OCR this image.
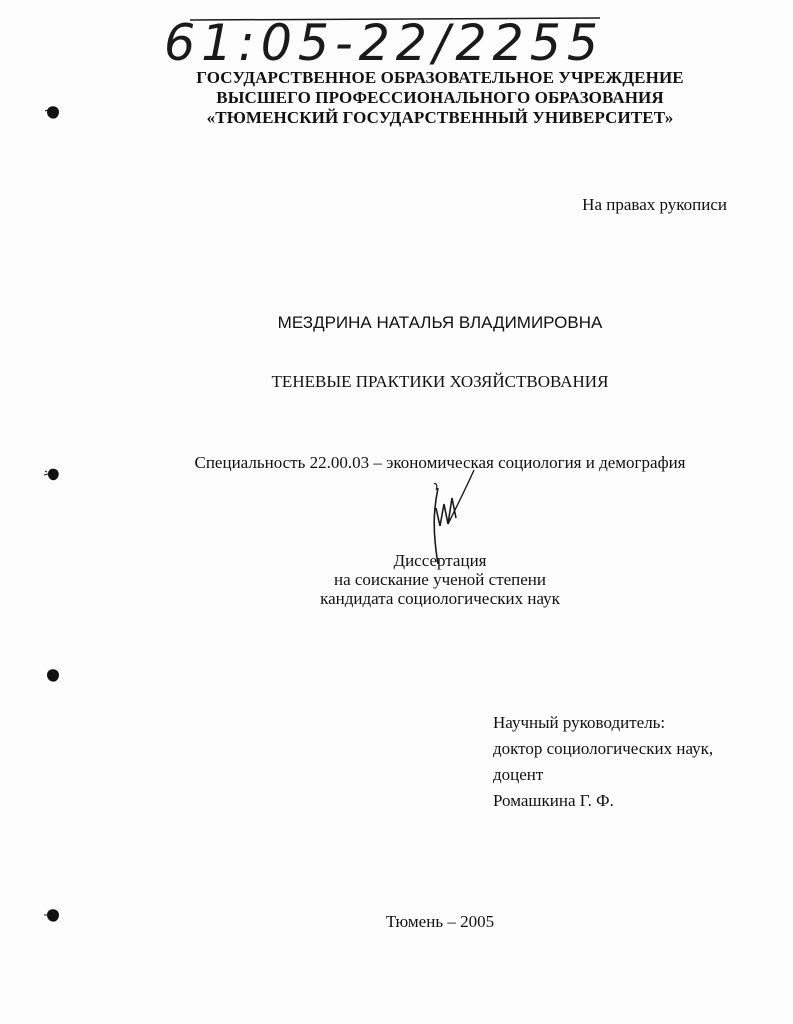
61:05-22/2255
ГОСУДАРСТВЕННОЕ ОБРАЗОВАТЕЛЬНОЕ УЧРЕЖДЕНИЕ
ВЫСШЕГО ПРОФЕССИОНАЛЬНОГО ОБРАЗОВАНИЯ
«ТЮМЕНСКИЙ ГОСУДАРСТВЕННЫЙ УНИВЕРСИТЕТ»
На правах рукописи
МЕЗДРИНА НАТАЛЬЯ ВЛАДИМИРОВНА
ТЕНЕВЫЕ ПРАКТИКИ ХОЗЯЙСТВОВАНИЯ
Специальность 22.00.03 – экономическая социология и демография
Диссертация
на соискание ученой степени
кандидата социологических наук
Научный руководитель:
доктор социологических наук,
доцент
Ромашкина Г. Ф.
Тюмень – 2005
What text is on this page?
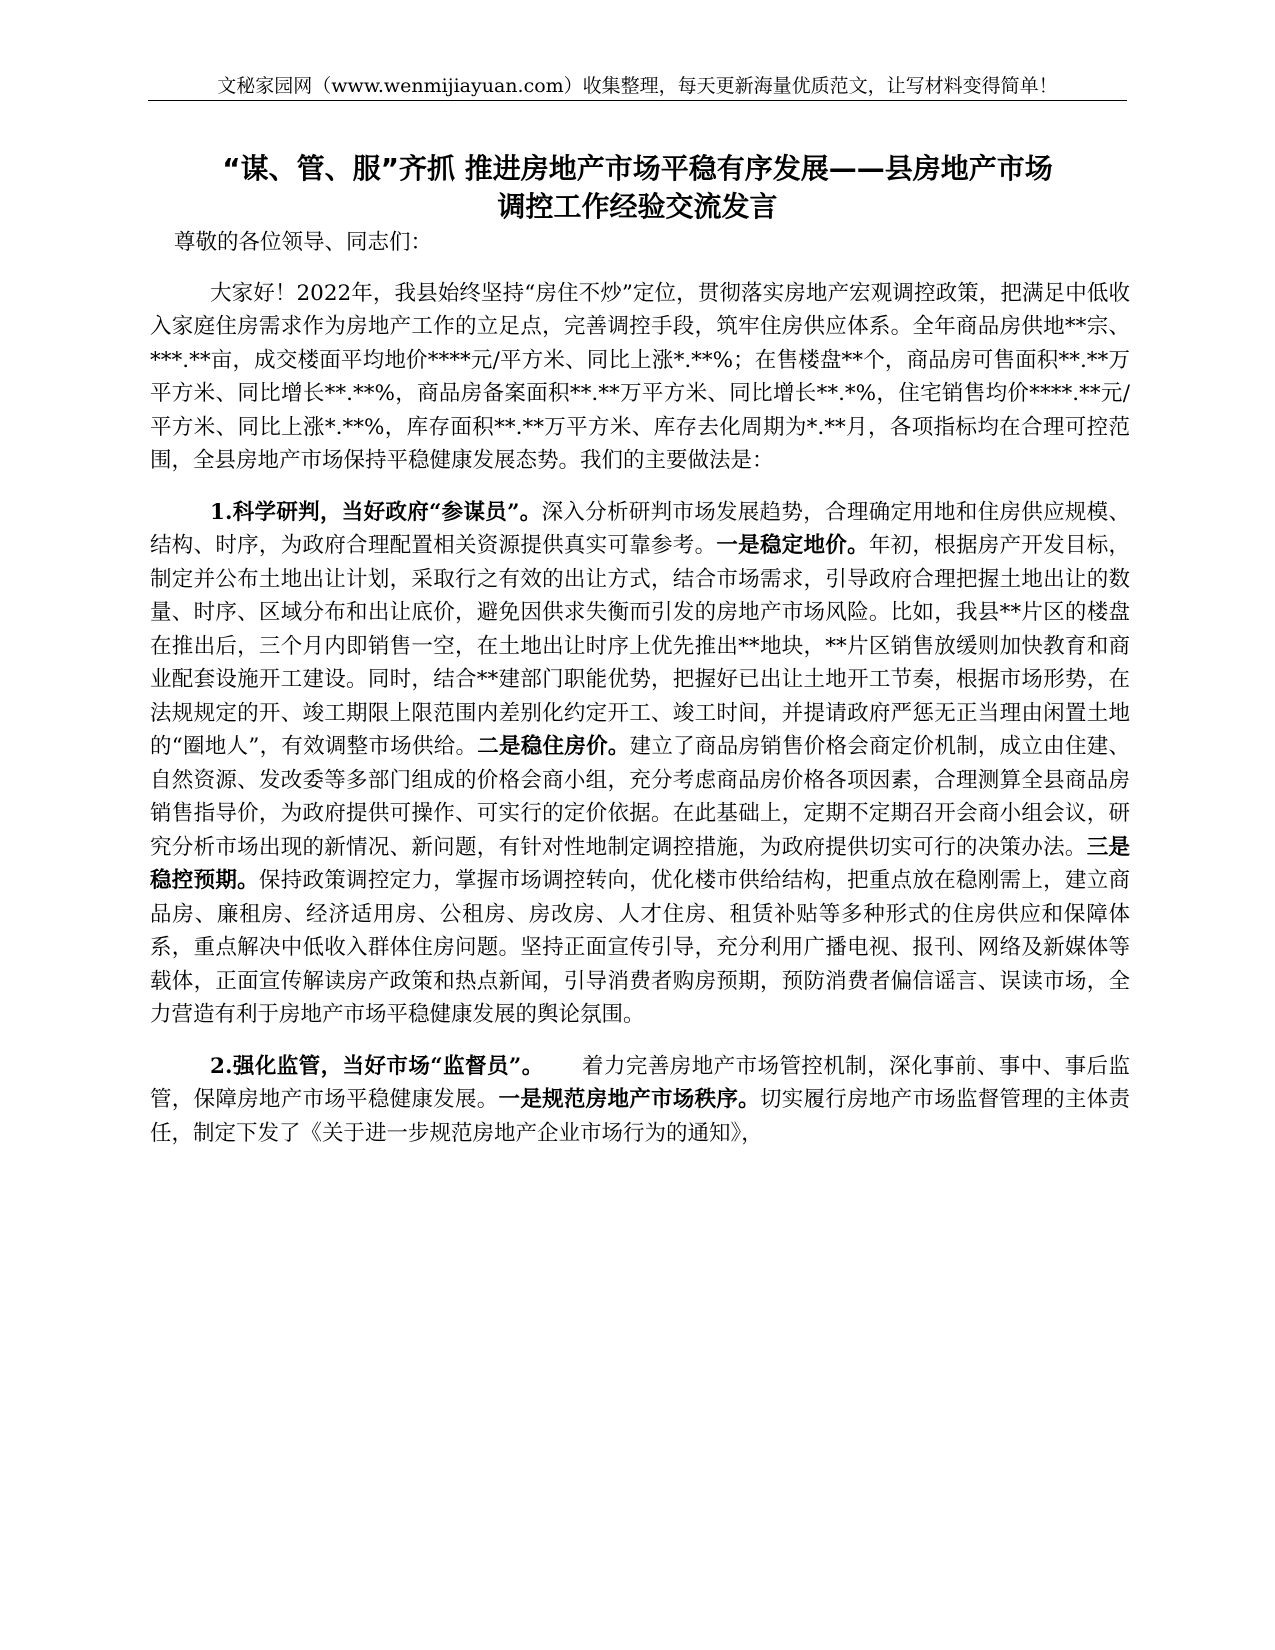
文秘家园网（www.wenmijiayuan.com）收集整理，每天更新海量优质范文，让写材料变得简单！
“谋、管、服”齐抓 推进房地产市场平稳有序发展——县房地产市场
调控工作经验交流发言

尊敬的各位领导、同志们：

大家好！2022年，我县始终坚持“房住不炒”定位，贯彻落实房地产宏观调控政策，把满足中低收入家庭住房需求作为房地产工作的立足点，完善调控手段，筑牢住房供应体系。全年商品房供地**宗、***.**亩，成交楼面平均地价****元/平方米、同比上涨*.**%；在售楼盘**个，商品房可售面积**.**万平方米、同比增长**.**%，商品房备案面积**.**万平方米、同比增长**.*%，住宅销售均价****.**元/平方米、同比上涨*.**%，库存面积**.**万平方米、库存去化周期为*.**月，各项指标均在合理可控范围，全县房地产市场保持平稳健康发展态势。我们的主要做法是：

1.科学研判，当好政府“参谋员”。深入分析研判市场发展趋势，合理确定用地和住房供应规模、结构、时序，为政府合理配置相关资源提供真实可靠参考。一是稳定地价。年初，根据房产开发目标，制定并公布土地出让计划，采取行之有效的出让方式，结合市场需求，引导政府合理把握土地出让的数量、时序、区域分布和出让底价，避免因供求失衡而引发的房地产市场风险。比如，我县**片区的楼盘在推出后，三个月内即销售一空，在土地出让时序上优先推出**地块，**片区销售放缓则加快教育和商业配套设施开工建设。同时，结合**建部门职能优势，把握好已出让土地开工节奏，根据市场形势，在法规规定的开、竣工期限上限范围内差别化约定开工、竣工时间，并提请政府严惩无正当理由闲置土地的“圈地人”，有效调整市场供给。二是稳住房价。建立了商品房销售价格会商定价机制，成立由住建、自然资源、发改委等多部门组成的价格会商小组，充分考虑商品房价格各项因素，合理测算全县商品房销售指导价，为政府提供可操作、可实行的定价依据。在此基础上，定期不定期召开会商小组会议，研究分析市场出现的新情况、新问题，有针对性地制定调控措施，为政府提供切实可行的决策办法。三是稳控预期。保持政策调控定力，掌握市场调控转向，优化楼市供给结构，把重点放在稳刚需上，建立商品房、廉租房、经济适用房、公租房、房改房、人才住房、租赁补贴等多种形式的住房供应和保障体系，重点解决中低收入群体住房问题。坚持正面宣传引导，充分利用广播电视、报刊、网络及新媒体等载体，正面宣传解读房产政策和热点新闻，引导消费者购房预期，预防消费者偏信谣言、误读市场，全力营造有利于房地产市场平稳健康发展的舆论氛围。

2.强化监管，当好市场“监督员”。 着力完善房地产市场管控机制，深化事前、事中、事后监管，保障房地产市场平稳健康发展。一是规范房地产市场秩序。切实履行房地产市场监督管理的主体责任，制定下发了《关于进一步规范房地产企业市场行为的通知》，
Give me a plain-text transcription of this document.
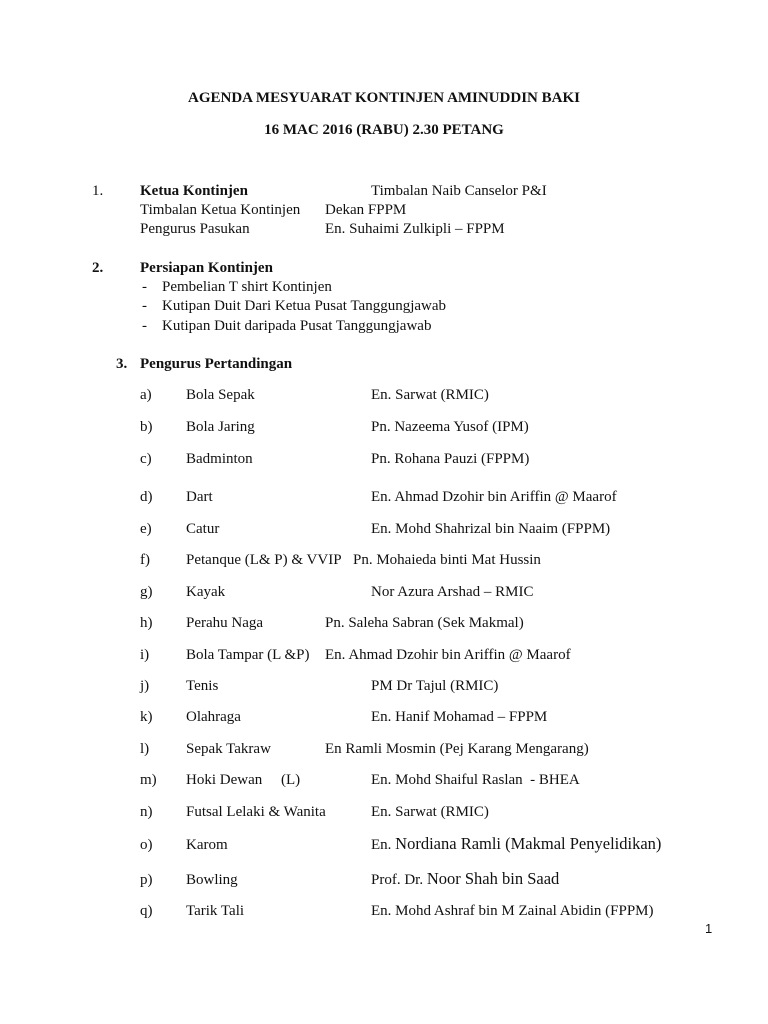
AGENDA MESYUARAT KONTINJEN AMINUDDIN BAKI
16 MAC 2016 (RABU) 2.30 PETANG
1. Ketua Kontinjen	Timbalan Naib Canselor P&I
Timbalan Ketua Kontinjen Dekan FPPM
Pengurus Pasukan	En. Suhaimi Zulkipli – FPPM
2. Persiapan Kontinjen
- Pembelian T shirt Kontinjen
- Kutipan Duit Dari Ketua Pusat Tanggungjawab
- Kutipan Duit daripada Pusat Tanggungjawab
3. Pengurus Pertandingan
a) Bola Sepak	En. Sarwat (RMIC)
b) Bola Jaring	Pn. Nazeema Yusof (IPM)
c) Badminton	Pn. Rohana Pauzi (FPPM)
d) Dart	En. Ahmad Dzohir bin Ariffin @ Maarof
e) Catur	En. Mohd Shahrizal bin Naaim (FPPM)
f) Petanque (L& P) & VVIP Pn. Mohaieda binti Mat Hussin
g) Kayak	Nor Azura Arshad – RMIC
h) Perahu Naga	Pn. Saleha Sabran (Sek Makmal)
i) Bola Tampar (L &P) En. Ahmad Dzohir bin Ariffin @ Maarof
j) Tenis	PM Dr Tajul (RMIC)
k) Olahraga	En. Hanif Mohamad – FPPM
l) Sepak Takraw	En Ramli Mosmin (Pej Karang Mengarang)
m) Hoki Dewan     (L)	En. Mohd Shaiful Raslan  - BHEA
n) Futsal Lelaki & Wanita	En. Sarwat (RMIC)
o) Karom	En. Nordiana Ramli (Makmal Penyelidikan)
p) Bowling	Prof. Dr. Noor Shah bin Saad
q) Tarik Tali	En. Mohd Ashraf bin M Zainal Abidin (FPPM)
1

• Objective:
Check each line of the records above for the string "Sarwat", and report every line that has it.

• Worked solution:
a) Bola Sepak	En. Sarwat (RMIC)
n) Futsal Lelaki & Wanita	En. Sarwat (RMIC)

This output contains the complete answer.